=== Figure data in JSON ===
┌──

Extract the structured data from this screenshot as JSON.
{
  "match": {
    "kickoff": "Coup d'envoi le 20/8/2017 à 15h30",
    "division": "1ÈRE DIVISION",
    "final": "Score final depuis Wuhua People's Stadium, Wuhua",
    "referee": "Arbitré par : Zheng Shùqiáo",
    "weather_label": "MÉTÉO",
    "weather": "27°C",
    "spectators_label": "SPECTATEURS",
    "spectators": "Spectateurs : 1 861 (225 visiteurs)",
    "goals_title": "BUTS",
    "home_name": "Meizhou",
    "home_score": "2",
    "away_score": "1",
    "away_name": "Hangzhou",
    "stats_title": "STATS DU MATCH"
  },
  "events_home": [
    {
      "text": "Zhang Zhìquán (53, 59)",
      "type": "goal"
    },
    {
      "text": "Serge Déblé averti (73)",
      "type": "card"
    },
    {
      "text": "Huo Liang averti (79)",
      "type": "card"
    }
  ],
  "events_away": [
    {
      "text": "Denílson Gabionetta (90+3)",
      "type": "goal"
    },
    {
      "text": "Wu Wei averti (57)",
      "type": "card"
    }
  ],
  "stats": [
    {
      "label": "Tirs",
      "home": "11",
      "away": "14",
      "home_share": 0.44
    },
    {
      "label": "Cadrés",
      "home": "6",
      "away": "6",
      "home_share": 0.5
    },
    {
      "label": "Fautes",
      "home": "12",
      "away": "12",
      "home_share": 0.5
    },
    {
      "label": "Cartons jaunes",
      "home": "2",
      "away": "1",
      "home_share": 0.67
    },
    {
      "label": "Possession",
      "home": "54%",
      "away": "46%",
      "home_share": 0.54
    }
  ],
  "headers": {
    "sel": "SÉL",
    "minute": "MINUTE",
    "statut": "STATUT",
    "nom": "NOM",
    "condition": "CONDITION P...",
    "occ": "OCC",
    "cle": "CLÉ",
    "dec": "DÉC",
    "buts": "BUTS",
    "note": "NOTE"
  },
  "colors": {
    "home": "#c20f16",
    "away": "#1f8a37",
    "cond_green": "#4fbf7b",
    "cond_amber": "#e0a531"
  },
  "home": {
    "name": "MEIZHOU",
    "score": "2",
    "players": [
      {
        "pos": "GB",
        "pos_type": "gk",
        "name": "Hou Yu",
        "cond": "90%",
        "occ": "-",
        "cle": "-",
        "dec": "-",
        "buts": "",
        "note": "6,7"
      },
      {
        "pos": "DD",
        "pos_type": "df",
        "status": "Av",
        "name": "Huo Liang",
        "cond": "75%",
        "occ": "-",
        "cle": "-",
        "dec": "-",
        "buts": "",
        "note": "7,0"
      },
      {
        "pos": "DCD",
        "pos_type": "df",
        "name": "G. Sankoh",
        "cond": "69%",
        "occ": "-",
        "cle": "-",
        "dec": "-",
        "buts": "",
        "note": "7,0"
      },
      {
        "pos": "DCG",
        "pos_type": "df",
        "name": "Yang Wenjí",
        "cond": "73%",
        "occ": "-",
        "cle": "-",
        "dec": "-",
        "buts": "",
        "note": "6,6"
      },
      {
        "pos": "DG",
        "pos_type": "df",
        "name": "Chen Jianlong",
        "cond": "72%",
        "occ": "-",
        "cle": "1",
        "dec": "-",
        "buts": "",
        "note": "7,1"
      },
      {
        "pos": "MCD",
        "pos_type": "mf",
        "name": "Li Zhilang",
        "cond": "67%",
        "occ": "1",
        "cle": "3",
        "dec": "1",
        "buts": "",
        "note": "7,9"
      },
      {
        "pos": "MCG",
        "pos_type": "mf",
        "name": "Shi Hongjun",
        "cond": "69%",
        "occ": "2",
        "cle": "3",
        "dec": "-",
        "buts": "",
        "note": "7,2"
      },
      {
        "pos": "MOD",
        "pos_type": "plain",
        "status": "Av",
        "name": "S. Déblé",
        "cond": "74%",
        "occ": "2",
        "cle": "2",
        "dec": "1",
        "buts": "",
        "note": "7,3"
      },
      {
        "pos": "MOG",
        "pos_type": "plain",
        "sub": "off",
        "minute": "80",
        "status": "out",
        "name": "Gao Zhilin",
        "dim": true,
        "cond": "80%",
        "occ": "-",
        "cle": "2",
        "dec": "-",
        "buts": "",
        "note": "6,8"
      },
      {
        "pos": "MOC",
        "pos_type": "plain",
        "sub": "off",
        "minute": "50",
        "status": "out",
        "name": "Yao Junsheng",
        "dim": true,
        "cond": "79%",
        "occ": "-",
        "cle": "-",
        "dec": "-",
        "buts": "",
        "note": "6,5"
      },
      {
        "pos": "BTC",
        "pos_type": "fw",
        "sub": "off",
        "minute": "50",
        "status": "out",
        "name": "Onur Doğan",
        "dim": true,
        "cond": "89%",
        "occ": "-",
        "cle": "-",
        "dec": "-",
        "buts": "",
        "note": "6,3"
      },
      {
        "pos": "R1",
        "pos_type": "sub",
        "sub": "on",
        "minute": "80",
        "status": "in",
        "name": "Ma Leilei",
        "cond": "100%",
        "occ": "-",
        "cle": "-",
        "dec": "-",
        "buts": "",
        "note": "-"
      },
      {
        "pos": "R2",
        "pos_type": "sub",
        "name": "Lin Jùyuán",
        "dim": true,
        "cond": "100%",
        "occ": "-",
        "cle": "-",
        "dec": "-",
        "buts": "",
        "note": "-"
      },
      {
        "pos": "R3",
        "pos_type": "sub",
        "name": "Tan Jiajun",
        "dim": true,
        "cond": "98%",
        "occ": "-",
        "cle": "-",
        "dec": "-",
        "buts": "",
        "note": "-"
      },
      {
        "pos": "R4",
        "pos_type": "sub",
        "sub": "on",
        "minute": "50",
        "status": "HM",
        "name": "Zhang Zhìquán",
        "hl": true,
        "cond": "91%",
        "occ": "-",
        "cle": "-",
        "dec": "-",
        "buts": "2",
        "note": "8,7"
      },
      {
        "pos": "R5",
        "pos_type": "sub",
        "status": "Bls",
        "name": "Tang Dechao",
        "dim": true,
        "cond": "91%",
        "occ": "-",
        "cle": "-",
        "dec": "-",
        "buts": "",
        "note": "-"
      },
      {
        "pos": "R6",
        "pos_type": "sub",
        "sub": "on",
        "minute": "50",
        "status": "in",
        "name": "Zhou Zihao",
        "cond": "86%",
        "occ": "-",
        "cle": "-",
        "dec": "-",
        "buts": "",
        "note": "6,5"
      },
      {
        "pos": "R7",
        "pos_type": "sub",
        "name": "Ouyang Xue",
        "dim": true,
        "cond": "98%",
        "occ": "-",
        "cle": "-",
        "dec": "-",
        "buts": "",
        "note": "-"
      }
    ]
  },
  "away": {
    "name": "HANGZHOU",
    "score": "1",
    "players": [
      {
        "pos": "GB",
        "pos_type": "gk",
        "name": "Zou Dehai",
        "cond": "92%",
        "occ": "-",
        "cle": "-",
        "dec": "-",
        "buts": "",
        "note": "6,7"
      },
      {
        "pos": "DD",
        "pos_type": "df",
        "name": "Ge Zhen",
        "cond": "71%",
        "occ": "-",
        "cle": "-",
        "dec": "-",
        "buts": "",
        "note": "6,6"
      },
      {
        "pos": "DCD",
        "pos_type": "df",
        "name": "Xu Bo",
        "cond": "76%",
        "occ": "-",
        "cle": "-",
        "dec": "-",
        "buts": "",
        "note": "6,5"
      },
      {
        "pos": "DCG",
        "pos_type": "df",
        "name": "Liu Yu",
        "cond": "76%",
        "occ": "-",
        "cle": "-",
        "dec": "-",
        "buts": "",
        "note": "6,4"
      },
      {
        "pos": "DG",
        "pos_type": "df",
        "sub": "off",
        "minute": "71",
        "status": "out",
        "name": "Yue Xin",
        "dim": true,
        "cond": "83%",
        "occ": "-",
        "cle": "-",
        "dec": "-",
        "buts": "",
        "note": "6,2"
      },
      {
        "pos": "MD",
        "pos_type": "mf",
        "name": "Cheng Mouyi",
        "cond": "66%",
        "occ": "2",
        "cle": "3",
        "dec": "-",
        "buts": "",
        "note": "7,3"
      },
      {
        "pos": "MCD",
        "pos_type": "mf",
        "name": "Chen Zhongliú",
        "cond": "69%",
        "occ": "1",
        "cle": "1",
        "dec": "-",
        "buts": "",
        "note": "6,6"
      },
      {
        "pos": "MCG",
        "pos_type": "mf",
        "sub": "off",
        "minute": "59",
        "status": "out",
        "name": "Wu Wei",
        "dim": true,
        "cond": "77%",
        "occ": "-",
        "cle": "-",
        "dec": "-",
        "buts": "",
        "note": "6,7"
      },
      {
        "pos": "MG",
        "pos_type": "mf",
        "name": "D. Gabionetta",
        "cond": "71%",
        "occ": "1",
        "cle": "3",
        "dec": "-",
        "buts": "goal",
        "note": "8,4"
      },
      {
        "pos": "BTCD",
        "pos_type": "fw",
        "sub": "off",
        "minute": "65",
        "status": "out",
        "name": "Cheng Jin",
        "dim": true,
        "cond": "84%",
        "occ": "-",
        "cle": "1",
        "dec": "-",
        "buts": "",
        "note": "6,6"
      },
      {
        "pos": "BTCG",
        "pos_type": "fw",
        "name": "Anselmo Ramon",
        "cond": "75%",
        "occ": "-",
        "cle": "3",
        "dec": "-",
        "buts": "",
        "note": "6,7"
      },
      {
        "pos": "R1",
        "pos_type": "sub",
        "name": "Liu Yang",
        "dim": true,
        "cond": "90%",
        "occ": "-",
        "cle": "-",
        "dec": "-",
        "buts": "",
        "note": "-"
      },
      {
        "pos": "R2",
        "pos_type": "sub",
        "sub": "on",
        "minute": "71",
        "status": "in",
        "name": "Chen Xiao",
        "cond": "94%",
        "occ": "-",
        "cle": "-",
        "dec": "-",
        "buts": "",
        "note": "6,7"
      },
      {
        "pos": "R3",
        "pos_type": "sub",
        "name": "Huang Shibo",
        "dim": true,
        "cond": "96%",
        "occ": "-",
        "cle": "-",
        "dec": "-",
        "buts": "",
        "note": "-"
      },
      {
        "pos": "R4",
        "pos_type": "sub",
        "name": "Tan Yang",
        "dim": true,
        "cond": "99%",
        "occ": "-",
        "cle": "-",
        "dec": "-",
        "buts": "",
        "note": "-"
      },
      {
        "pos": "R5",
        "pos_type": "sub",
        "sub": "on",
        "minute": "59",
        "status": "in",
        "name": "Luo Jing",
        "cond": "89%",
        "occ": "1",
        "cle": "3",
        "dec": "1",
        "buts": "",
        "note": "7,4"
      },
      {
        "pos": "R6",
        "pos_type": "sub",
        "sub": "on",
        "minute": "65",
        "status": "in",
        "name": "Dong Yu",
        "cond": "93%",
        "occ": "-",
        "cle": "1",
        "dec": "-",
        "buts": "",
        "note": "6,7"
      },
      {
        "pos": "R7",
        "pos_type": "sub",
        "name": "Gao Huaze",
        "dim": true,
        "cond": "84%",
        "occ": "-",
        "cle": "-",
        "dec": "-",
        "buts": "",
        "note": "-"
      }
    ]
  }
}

└──

=== Written exercise ===
Copy out the lines in which the string "Déblé" appears.

=== Exercise output ===
      "text": "Serge Déblé averti (73)",
        "name": "S. Déblé",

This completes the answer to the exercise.